▸ Short problem: Rewrite the lines from the one containing "- share-comment: Samba" up to and including the one containing "1, 1222, 487]", changing "Samba on Ubuntu" to "Samba on Debian" and leaving everything else as it is.

--- BEGIN Data for this task ---

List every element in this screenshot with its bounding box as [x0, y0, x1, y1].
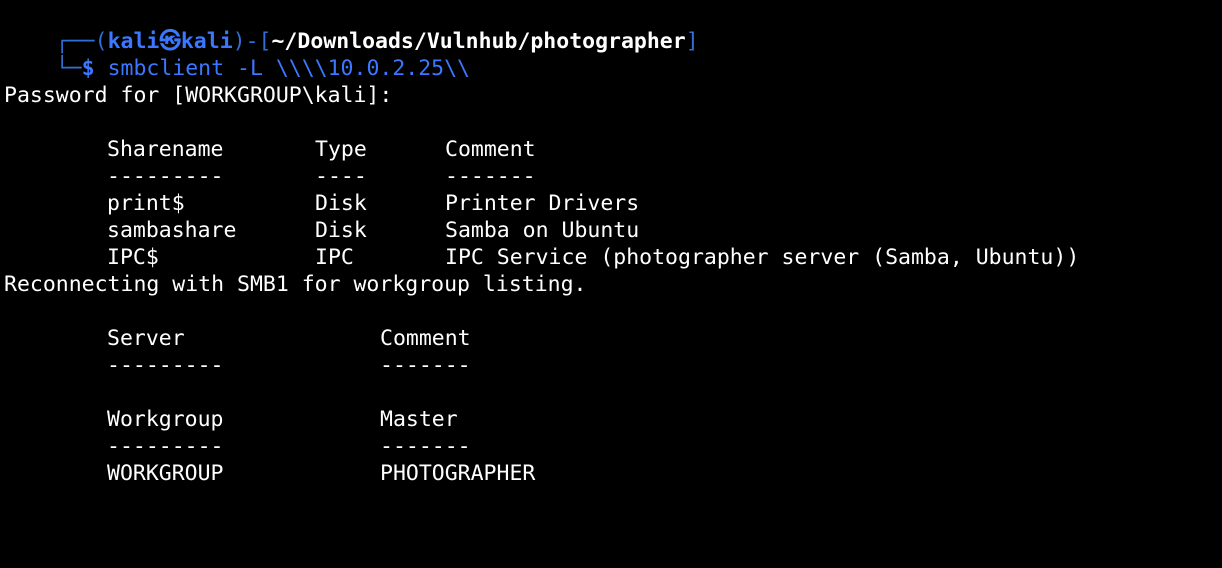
- share-comment: Samba on Ubuntu: [445, 218, 640, 243]
- shares-dash-sharename: ---------: [107, 164, 224, 189]
- workgroup-master: PHOTOGRAPHER: [380, 461, 536, 486]
- terminal-window[interactable]: ┌──(kali㉿kali)-[~/Downloads/Vulnhub/phot…: [4, 1, 1222, 487]
- share-name: IPC$: [107, 245, 159, 270]
- share-name: sambashare: [107, 218, 237, 243]
- workgroups-header-row: Workgroup Master: [4, 406, 1222, 433]
- servers-dash-row: --------- -------: [4, 352, 1222, 379]
- shares-header-type: Type: [315, 137, 367, 162]
- table-row: IPC$ IPC IPC Service (photographer serve…: [4, 244, 1222, 271]
- share-comment: IPC Service (photographer server (Samba,…: [445, 245, 1080, 270]
- workgroups-header-workgroup: Workgroup: [107, 407, 224, 432]
- servers-header-row: Server Comment: [4, 325, 1222, 352]
- table-row: print$ Disk Printer Drivers: [4, 190, 1222, 217]
- shares-header-sharename: Sharename: [107, 137, 224, 162]
- shares-header-comment: Comment: [445, 137, 536, 162]
- workgroups-header-master: Master: [380, 407, 458, 432]
- share-type: Disk: [315, 218, 367, 243]
- password-prompt: Password for [WORKGROUP\kali]:: [4, 83, 393, 108]
- workgroup-name: WORKGROUP: [107, 461, 224, 486]
- table-row: sambashare Disk Samba on Ubuntu: [4, 217, 1222, 244]
- shares-dash-row: --------- ---- -------: [4, 163, 1222, 190]
- prompt-line-top: ┌──(kali㉿kali)-[~/Downloads/Vulnhub/phot…: [4, 1, 1222, 54]
- servers-dash-comment: -------: [380, 353, 471, 378]
- reconnect-message: Reconnecting with SMB1 for workgroup lis…: [4, 272, 587, 297]
- shares-dash-comment: -------: [445, 164, 536, 189]
- share-name: print$: [107, 191, 185, 216]
- workgroups-dash-workgroup: ---------: [107, 434, 224, 459]
- shares-header-row: Sharename Type Comment: [4, 136, 1222, 163]
- workgroups-dash-row: --------- -------: [4, 433, 1222, 460]
- share-type: Disk: [315, 191, 367, 216]
- shares-dash-type: ----: [315, 164, 367, 189]
- servers-header-comment: Comment: [380, 326, 471, 351]
- share-type: IPC: [315, 245, 354, 270]
- table-row: WORKGROUP PHOTOGRAPHER: [4, 460, 1222, 487]
- workgroups-dash-master: -------: [380, 434, 471, 459]
- command-line[interactable]: └─$ smbclient -L \\\\10.0.2.25\\: [4, 28, 1222, 81]
- servers-dash-server: ---------: [107, 353, 224, 378]
- share-comment: Printer Drivers: [445, 191, 640, 216]
- servers-header-server: Server: [107, 326, 185, 351]
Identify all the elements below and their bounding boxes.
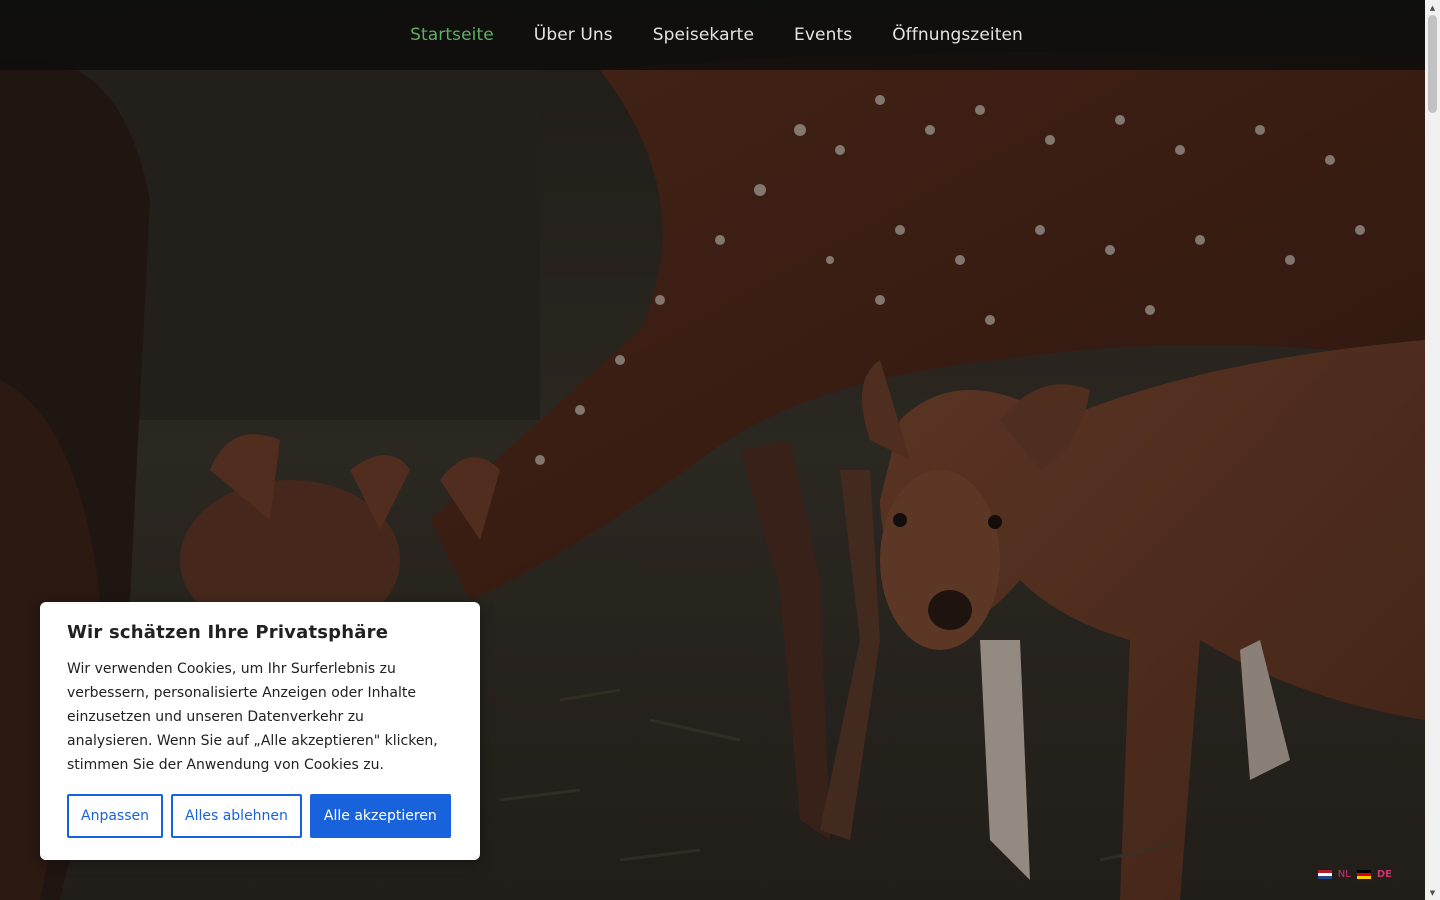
accept-all-button[interactable]: Alle akzeptieren <box>309 794 451 838</box>
scroll-down-arrow-icon[interactable]: ▼ <box>1425 885 1440 900</box>
germany-flag-icon <box>1356 869 1371 880</box>
top-navigation: Startseite Über Uns Speisekarte Events Ö… <box>0 0 1425 70</box>
language-code-de: DE <box>1376 869 1392 880</box>
page: Startseite Über Uns Speisekarte Events Ö… <box>0 0 1425 900</box>
customize-button[interactable]: Anpassen <box>67 794 163 838</box>
nav-item-ueber-uns[interactable]: Über Uns <box>514 25 633 45</box>
language-code-nl: NL <box>1337 869 1351 880</box>
cookie-consent-banner: Wir schätzen Ihre Privatsphäre Wir verwe… <box>40 602 480 860</box>
nav-item-oeffnungszeiten[interactable]: Öffnungszeiten <box>872 25 1043 45</box>
cookie-banner-title: Wir schätzen Ihre Privatsphäre <box>67 622 389 643</box>
reject-all-button[interactable]: Alles ablehnen <box>171 794 302 838</box>
nav-item-events[interactable]: Events <box>774 25 872 45</box>
cookie-banner-text: Wir verwenden Cookies, um Ihr Surferlebn… <box>67 661 438 773</box>
cookie-button-group: Anpassen Alles ablehnen Alle akzeptieren <box>67 794 453 838</box>
nav-item-startseite[interactable]: Startseite <box>390 25 514 45</box>
language-option-nl[interactable]: NL <box>1317 869 1351 880</box>
nav-menu: Startseite Über Uns Speisekarte Events Ö… <box>390 25 1043 45</box>
netherlands-flag-icon <box>1317 869 1332 880</box>
page-scrollbar[interactable]: ▲ ▼ <box>1425 0 1440 900</box>
nav-item-speisekarte[interactable]: Speisekarte <box>633 25 774 45</box>
scroll-up-arrow-icon[interactable]: ▲ <box>1425 0 1440 15</box>
language-option-de[interactable]: DE <box>1356 869 1392 880</box>
language-switcher: NL DE <box>1317 869 1392 880</box>
scrollbar-thumb[interactable] <box>1428 15 1437 113</box>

--- END Data for this task ---

▸ Exercise output:
- share-comment: Samba on Debian: [445, 218, 640, 243]
- shares-dash-sharename: ---------: [107, 164, 224, 189]
- workgroup-master: PHOTOGRAPHER: [380, 461, 536, 486]
- terminal-window[interactable]: ┌──(kali㉿kali)-[~/Downloads/Vulnhub/phot…: [4, 1, 1222, 487]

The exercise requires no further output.